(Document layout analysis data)
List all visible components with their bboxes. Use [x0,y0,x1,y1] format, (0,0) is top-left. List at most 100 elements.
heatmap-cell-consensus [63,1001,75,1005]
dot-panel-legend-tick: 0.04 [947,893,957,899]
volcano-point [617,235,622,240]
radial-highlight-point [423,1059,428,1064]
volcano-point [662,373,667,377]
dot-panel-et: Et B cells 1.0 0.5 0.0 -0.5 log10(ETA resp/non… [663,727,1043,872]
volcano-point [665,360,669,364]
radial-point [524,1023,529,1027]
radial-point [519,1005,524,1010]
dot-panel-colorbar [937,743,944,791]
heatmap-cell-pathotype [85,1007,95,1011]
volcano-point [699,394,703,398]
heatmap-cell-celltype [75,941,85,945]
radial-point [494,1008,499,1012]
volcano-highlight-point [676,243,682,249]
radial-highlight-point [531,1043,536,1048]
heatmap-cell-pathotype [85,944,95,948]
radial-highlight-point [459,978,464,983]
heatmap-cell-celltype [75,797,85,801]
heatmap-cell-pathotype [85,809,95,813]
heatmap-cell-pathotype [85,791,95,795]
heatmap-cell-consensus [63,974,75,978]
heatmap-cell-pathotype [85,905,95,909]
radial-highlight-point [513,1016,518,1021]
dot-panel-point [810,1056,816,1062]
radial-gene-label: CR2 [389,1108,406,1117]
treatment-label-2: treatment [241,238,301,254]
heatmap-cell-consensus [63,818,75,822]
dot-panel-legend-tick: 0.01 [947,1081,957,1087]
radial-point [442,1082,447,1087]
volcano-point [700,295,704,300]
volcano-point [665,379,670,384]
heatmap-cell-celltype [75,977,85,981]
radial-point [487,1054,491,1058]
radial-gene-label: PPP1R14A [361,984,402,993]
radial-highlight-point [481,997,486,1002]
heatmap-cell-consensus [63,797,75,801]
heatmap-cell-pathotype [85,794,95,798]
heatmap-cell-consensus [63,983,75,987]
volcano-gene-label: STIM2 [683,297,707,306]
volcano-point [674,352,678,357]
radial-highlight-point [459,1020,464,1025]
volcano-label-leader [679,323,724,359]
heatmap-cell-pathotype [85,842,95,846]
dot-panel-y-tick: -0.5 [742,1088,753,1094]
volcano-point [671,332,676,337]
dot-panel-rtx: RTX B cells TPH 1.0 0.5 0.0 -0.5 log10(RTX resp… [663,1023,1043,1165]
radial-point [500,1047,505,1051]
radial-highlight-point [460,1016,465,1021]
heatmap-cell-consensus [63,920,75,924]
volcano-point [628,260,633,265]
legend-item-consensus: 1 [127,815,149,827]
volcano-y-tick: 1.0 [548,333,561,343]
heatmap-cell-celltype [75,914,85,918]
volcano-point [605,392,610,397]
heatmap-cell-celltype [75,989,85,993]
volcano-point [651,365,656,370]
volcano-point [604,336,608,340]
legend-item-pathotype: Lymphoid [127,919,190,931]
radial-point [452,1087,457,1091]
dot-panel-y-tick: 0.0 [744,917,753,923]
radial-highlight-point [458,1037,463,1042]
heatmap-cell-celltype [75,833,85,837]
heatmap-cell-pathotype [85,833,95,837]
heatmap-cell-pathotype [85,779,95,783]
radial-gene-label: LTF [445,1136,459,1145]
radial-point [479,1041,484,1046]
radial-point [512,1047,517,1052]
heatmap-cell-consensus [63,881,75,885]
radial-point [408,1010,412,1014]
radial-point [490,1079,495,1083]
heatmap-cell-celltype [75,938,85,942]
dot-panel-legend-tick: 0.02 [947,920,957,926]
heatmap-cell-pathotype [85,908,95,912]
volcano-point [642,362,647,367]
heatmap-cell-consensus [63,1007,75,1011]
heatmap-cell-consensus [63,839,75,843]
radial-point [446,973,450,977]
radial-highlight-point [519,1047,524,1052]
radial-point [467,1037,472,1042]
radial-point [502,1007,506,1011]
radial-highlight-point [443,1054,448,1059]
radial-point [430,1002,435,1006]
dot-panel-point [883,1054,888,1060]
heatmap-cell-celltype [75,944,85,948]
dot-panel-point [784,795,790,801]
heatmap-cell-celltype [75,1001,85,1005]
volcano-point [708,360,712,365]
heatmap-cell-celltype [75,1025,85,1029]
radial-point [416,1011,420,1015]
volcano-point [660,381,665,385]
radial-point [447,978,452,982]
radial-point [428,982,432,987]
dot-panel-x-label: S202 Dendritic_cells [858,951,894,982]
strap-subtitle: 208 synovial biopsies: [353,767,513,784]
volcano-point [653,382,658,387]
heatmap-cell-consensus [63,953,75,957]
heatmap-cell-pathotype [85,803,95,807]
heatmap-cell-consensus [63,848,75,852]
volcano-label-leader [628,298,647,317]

▶ _Brief_: Find the string "tick" in the entries above. Copy each line where it occurs.

▶ _Answer to the problem_:
dot-panel-legend-tick: 0.04 [947,893,957,899]
dot-panel-legend-tick: 0.01 [947,1081,957,1087]
dot-panel-y-tick: -0.5 [742,1088,753,1094]
volcano-y-tick: 1.0 [548,333,561,343]
dot-panel-y-tick: 0.0 [744,917,753,923]
dot-panel-legend-tick: 0.02 [947,920,957,926]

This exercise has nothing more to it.